--- START ---

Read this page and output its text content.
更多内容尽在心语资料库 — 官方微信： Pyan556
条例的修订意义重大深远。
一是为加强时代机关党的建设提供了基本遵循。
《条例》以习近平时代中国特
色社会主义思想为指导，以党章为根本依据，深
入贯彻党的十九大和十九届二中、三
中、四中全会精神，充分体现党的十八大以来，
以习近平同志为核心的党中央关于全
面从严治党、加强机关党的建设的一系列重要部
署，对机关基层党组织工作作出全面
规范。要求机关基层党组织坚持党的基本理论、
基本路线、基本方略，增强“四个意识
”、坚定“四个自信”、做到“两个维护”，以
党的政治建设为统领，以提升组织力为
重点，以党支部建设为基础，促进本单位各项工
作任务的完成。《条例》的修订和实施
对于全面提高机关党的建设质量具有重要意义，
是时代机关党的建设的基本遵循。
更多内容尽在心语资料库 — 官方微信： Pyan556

--- END ---

**Problem requirements:**
All of the material must be reproduced exactly.

**Response to this task:**
Read this page and output its text content.
更多内容尽在心语资料库 — 官方微信： Pyan556
条例的修订意义重大深远。
一是为加强时代机关党的建设提供了基本遵循。
《条例》以习近平时代中国特
色社会主义思想为指导，以党章为根本依据，深
入贯彻党的十九大和十九届二中、三
中、四中全会精神，充分体现党的十八大以来，
以习近平同志为核心的党中央关于全
面从严治党、加强机关党的建设的一系列重要部
署，对机关基层党组织工作作出全面
规范。要求机关基层党组织坚持党的基本理论、
基本路线、基本方略，增强“四个意识
”、坚定“四个自信”、做到“两个维护”，以
党的政治建设为统领，以提升组织力为
重点，以党支部建设为基础，促进本单位各项工
作任务的完成。《条例》的修订和实施
对于全面提高机关党的建设质量具有重要意义，
是时代机关党的建设的基本遵循。
更多内容尽在心语资料库 — 官方微信： Pyan556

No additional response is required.